What you are asked to do> Below, take the lines beginning with the one that contains "What elements are" and continuing through the one that contains "281, 786, 299]", and format them as a numbered list with any blank lines omitted.

Entries from a dataset>

☆ ☆ ☆

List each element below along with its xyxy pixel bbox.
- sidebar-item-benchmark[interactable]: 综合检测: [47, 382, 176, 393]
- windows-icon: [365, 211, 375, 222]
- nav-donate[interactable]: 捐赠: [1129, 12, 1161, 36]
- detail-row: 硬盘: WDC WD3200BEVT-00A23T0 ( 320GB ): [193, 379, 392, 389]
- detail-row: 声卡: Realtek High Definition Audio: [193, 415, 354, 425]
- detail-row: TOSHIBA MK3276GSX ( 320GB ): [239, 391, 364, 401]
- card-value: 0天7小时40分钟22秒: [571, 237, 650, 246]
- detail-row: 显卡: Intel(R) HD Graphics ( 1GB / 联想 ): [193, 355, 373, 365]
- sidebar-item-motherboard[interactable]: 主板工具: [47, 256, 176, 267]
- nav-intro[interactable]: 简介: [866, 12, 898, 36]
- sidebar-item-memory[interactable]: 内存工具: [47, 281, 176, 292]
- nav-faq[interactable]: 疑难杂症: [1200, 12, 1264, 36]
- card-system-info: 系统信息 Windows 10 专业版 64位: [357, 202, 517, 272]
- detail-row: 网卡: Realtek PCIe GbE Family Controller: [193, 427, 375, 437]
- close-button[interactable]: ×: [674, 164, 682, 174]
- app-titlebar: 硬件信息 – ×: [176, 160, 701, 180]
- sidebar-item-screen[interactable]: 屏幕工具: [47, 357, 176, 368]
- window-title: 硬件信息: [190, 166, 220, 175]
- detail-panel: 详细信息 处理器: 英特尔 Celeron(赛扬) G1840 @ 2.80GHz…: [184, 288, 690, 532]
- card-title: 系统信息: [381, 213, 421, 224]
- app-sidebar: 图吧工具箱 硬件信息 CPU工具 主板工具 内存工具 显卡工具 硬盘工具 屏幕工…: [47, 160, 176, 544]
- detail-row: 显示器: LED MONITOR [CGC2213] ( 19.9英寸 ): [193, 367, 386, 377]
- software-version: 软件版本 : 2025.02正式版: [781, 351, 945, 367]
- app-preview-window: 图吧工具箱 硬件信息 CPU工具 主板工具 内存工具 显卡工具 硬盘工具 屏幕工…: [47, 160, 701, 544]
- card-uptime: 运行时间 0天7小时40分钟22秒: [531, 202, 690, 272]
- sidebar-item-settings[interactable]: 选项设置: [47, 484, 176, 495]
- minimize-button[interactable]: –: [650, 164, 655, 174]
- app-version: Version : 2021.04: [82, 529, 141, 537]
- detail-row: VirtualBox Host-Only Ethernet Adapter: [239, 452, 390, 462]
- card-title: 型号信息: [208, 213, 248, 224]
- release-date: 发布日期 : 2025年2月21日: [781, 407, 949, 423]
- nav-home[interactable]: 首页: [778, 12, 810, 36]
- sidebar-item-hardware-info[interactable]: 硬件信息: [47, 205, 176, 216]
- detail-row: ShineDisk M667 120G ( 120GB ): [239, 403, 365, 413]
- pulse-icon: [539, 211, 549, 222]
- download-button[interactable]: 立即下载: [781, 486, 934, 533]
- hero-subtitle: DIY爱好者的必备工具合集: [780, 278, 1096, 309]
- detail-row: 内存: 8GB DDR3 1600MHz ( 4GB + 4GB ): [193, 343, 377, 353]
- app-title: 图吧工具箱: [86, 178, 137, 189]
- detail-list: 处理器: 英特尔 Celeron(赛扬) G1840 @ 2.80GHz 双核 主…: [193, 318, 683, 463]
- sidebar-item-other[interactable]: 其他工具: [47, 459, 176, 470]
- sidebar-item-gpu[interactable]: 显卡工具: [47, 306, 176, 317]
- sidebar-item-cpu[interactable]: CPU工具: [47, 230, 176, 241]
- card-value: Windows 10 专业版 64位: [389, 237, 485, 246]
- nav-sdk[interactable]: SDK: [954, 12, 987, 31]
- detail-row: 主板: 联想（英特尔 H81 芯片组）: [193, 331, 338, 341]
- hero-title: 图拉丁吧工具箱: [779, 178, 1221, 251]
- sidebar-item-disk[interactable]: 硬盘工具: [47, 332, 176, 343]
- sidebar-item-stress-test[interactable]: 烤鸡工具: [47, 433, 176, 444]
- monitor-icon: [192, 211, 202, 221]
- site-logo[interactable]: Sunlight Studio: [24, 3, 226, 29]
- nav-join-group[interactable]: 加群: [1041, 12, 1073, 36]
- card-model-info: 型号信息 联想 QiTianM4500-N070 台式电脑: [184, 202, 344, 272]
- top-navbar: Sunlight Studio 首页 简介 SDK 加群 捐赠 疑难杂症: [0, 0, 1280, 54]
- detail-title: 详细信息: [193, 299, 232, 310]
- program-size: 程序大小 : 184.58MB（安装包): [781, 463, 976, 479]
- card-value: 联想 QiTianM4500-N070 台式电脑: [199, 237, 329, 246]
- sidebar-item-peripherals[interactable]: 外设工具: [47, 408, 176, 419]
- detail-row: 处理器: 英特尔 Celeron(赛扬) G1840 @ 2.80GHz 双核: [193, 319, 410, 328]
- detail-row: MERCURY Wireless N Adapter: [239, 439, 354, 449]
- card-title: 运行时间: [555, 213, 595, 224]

☆ ☆ ☆

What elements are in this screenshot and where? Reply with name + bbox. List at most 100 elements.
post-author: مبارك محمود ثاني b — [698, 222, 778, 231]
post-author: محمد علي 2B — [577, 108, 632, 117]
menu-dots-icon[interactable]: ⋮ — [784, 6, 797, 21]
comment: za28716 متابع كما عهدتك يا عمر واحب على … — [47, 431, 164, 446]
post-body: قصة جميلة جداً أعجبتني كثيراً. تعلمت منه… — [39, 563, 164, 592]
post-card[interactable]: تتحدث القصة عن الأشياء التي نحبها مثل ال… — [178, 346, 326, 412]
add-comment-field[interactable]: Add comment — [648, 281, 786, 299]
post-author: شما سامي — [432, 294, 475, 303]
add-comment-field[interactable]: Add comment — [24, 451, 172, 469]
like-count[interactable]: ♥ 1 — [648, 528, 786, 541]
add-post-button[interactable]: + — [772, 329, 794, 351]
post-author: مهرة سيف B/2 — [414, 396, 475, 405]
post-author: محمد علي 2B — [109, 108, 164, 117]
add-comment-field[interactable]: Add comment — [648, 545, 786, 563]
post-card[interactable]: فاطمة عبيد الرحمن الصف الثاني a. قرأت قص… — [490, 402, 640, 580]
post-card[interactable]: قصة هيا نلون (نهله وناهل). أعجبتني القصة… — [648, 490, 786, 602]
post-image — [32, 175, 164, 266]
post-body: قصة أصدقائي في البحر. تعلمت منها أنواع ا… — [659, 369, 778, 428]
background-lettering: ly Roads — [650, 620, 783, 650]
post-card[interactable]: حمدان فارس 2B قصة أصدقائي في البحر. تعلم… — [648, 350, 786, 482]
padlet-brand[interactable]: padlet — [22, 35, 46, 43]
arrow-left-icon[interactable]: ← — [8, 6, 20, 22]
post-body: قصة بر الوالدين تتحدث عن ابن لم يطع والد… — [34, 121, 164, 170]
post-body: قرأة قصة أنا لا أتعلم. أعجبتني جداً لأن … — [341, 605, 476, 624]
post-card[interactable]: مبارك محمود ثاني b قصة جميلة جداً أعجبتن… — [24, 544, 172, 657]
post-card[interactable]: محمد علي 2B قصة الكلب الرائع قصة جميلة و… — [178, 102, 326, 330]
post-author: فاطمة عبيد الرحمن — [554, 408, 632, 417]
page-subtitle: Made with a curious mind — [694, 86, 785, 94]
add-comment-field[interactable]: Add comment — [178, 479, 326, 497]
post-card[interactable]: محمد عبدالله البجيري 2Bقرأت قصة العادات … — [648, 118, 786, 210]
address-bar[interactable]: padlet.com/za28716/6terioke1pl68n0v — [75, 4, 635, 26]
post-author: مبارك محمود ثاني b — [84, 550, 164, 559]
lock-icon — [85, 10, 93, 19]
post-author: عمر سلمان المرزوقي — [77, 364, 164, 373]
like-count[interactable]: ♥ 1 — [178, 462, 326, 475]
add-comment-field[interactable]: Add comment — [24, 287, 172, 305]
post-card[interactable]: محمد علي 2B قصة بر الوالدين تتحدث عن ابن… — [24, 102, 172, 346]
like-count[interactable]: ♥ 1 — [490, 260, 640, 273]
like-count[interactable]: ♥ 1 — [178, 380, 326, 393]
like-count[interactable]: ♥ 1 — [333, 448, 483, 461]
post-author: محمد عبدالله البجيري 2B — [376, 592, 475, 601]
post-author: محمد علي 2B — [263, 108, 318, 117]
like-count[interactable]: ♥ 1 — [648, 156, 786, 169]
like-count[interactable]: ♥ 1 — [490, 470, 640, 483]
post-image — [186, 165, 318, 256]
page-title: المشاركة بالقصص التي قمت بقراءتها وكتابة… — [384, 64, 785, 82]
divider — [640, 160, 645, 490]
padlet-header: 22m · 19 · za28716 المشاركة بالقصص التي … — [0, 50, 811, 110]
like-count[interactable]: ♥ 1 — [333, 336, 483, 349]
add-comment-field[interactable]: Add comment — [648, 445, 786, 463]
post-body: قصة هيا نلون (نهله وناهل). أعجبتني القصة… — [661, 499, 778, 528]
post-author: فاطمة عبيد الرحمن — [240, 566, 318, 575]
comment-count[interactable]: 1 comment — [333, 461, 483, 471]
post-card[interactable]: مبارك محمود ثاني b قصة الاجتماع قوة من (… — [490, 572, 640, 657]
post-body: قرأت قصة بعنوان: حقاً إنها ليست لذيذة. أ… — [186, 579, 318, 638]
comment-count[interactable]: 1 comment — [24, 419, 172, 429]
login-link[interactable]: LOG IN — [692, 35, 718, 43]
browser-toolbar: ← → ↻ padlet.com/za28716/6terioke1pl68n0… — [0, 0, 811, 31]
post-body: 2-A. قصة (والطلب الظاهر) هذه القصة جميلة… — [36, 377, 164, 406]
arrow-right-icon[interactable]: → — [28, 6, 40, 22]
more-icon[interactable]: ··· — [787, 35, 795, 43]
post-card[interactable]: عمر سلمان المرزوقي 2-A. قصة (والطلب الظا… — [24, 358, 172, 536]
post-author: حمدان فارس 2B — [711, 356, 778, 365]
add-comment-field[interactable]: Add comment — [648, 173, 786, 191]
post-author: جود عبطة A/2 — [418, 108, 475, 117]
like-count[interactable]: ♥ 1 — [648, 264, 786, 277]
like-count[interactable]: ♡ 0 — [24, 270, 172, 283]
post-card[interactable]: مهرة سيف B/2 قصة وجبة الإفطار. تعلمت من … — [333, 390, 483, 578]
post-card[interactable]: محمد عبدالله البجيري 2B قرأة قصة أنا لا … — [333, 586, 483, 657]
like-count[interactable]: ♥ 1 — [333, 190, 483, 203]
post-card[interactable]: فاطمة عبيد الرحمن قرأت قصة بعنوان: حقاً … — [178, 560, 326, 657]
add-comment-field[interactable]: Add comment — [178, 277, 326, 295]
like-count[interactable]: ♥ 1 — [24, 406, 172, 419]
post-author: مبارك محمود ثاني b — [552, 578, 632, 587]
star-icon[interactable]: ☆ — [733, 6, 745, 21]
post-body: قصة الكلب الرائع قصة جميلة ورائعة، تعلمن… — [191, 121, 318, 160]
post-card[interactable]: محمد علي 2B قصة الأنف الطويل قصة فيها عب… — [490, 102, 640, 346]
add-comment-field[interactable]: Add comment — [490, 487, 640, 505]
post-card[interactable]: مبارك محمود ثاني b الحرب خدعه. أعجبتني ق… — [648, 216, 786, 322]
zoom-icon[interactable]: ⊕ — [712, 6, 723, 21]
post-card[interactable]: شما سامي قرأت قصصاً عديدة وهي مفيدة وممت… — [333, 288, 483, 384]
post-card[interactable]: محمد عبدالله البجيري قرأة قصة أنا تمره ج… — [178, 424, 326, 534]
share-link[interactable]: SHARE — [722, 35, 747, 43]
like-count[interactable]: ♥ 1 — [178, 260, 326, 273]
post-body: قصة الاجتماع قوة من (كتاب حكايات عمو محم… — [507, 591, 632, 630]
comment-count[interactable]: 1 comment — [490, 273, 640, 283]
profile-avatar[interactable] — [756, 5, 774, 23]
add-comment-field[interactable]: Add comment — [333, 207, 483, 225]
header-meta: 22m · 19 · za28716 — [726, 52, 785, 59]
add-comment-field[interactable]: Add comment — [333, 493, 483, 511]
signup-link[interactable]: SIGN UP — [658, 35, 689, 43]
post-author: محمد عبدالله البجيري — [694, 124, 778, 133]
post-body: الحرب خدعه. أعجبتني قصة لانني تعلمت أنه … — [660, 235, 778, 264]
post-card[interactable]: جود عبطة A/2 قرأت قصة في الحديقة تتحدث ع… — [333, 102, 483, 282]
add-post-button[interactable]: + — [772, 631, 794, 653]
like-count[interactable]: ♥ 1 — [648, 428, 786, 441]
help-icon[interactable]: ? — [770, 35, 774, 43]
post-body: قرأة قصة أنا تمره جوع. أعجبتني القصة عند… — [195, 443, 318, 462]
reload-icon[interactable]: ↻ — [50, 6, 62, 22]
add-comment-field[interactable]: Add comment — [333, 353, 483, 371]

☆ ☆ ☆

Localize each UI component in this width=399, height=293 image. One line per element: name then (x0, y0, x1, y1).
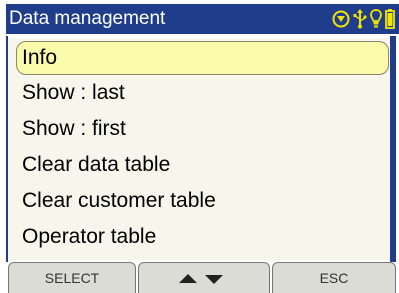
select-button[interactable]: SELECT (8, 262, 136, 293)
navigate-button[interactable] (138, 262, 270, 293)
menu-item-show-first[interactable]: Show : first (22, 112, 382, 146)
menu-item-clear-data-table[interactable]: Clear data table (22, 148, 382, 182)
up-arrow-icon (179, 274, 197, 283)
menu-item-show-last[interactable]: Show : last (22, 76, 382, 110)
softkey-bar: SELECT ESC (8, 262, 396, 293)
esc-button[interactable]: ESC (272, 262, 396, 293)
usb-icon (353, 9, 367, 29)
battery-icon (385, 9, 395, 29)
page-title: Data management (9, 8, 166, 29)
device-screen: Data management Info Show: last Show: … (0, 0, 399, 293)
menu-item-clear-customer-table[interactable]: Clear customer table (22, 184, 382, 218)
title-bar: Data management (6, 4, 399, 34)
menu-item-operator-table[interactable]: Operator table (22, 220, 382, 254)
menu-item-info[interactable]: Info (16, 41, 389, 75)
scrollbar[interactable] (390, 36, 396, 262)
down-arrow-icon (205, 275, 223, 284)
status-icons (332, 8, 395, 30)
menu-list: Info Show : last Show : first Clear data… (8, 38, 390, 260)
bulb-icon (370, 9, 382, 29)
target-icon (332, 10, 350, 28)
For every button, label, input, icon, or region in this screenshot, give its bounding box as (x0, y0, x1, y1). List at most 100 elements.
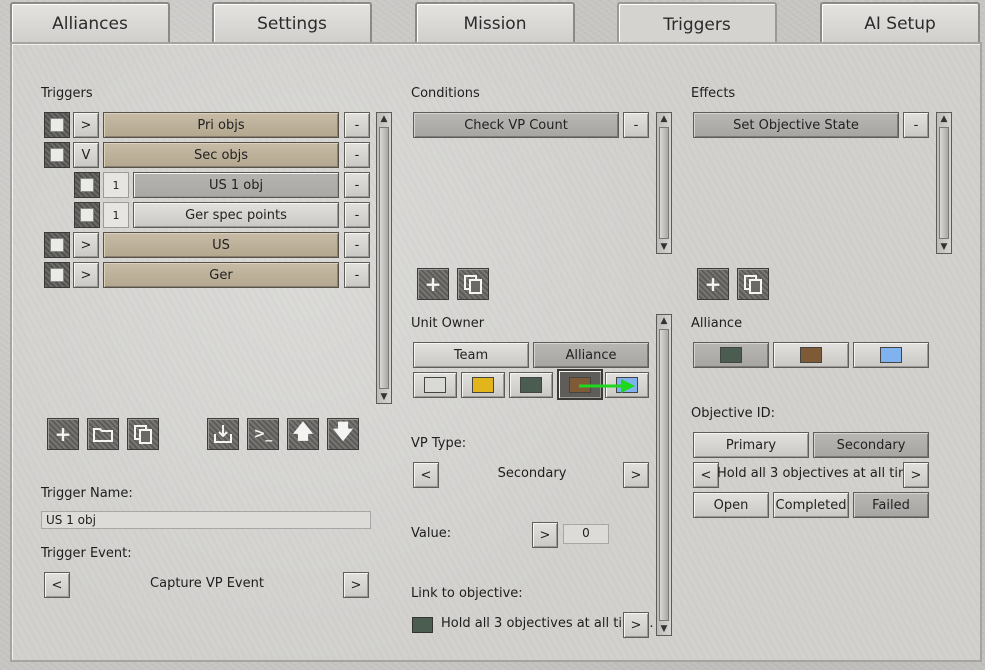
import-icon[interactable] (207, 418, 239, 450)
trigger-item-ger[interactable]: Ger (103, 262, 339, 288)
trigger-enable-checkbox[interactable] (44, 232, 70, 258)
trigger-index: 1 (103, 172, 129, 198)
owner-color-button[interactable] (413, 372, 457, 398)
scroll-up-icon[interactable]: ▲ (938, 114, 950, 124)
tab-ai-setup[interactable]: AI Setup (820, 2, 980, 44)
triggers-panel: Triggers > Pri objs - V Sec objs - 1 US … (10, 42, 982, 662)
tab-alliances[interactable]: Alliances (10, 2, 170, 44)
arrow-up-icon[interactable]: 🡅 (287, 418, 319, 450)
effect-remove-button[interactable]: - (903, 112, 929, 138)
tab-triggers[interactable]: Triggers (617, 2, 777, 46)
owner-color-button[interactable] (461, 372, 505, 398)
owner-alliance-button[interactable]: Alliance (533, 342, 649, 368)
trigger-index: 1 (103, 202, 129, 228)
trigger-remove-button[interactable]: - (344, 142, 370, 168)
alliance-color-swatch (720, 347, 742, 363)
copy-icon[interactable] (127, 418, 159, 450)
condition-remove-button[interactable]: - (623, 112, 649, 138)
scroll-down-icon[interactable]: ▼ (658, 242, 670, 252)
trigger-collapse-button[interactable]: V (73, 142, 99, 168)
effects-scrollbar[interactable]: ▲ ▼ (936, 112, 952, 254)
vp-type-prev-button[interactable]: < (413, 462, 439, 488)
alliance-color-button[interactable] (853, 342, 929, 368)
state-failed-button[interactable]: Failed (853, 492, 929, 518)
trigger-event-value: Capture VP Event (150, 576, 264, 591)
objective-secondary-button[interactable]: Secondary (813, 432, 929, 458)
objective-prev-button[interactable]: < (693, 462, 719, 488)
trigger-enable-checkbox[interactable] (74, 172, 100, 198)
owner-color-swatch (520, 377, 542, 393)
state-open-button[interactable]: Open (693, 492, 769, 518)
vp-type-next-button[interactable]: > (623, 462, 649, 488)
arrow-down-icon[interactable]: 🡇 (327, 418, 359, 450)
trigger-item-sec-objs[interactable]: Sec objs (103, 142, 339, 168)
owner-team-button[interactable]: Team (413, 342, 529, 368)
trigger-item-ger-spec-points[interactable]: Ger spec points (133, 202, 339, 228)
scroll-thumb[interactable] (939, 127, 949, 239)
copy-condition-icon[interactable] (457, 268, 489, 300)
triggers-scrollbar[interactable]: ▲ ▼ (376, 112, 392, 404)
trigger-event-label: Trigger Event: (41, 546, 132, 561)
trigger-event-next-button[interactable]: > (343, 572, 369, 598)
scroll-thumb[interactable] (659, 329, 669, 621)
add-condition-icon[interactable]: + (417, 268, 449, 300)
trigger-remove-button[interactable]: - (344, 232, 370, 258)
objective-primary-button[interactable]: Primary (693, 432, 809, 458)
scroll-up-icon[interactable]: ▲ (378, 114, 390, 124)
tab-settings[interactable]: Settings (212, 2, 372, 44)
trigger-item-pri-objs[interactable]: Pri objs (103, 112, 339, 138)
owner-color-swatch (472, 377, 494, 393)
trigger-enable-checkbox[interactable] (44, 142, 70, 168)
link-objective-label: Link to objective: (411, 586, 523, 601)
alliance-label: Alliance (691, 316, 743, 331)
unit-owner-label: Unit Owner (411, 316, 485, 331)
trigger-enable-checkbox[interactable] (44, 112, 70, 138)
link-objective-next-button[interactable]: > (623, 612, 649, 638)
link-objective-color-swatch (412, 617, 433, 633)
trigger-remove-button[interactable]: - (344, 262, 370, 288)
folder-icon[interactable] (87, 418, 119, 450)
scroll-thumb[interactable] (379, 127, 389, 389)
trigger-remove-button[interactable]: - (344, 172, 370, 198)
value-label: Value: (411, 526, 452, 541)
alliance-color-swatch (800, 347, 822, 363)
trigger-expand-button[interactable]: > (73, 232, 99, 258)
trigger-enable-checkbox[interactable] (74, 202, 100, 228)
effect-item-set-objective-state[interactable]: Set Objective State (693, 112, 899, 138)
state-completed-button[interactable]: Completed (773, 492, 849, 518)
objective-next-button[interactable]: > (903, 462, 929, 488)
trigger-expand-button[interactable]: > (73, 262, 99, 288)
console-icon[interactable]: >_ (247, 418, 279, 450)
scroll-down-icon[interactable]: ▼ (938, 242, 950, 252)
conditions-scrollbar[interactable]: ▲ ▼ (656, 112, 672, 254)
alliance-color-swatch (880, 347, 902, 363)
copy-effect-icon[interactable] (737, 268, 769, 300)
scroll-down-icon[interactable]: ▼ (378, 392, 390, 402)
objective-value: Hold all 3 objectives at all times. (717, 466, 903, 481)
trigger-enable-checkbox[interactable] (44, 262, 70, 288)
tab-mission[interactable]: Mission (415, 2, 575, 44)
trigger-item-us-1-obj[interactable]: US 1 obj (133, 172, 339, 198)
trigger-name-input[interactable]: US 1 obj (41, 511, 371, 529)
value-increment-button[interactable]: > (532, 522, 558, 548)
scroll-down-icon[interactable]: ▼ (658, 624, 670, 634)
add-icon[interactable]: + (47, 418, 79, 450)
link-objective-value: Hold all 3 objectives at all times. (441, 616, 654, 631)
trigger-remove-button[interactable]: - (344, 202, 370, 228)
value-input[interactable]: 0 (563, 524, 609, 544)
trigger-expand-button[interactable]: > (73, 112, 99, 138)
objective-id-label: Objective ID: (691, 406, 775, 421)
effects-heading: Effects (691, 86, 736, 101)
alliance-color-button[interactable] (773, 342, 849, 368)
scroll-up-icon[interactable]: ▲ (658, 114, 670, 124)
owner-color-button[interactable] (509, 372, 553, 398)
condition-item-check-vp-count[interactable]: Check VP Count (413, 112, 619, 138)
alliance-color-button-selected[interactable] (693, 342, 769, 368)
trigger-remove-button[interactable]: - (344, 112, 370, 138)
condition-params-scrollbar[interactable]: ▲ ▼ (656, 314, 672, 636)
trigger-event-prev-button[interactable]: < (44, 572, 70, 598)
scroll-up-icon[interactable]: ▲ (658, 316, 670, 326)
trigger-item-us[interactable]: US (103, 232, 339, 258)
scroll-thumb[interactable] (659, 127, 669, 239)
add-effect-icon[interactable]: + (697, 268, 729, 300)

☆ ☆ ☆

Complete output>
1. What elements are in this screenshot and where? Reply with name + bbox. List at most 100 elements.
2. post-author: مبارك محمود ثاني b — [698, 222, 778, 231]
3. post-author: محمد علي 2B — [577, 108, 632, 117]
4. menu-dots-icon[interactable]: ⋮ — [784, 6, 797, 21]
5. comment: za28716 متابع كما عهدتك يا عمر واحب على … — [47, 431, 164, 446]
6. post-body: قصة جميلة جداً أعجبتني كثيراً. تعلمت منه… — [39, 563, 164, 592]
7. post-card[interactable]: تتحدث القصة عن الأشياء التي نحبها مثل ال… — [178, 346, 326, 412]
8. add-comment-field[interactable]: Add comment — [648, 281, 786, 299]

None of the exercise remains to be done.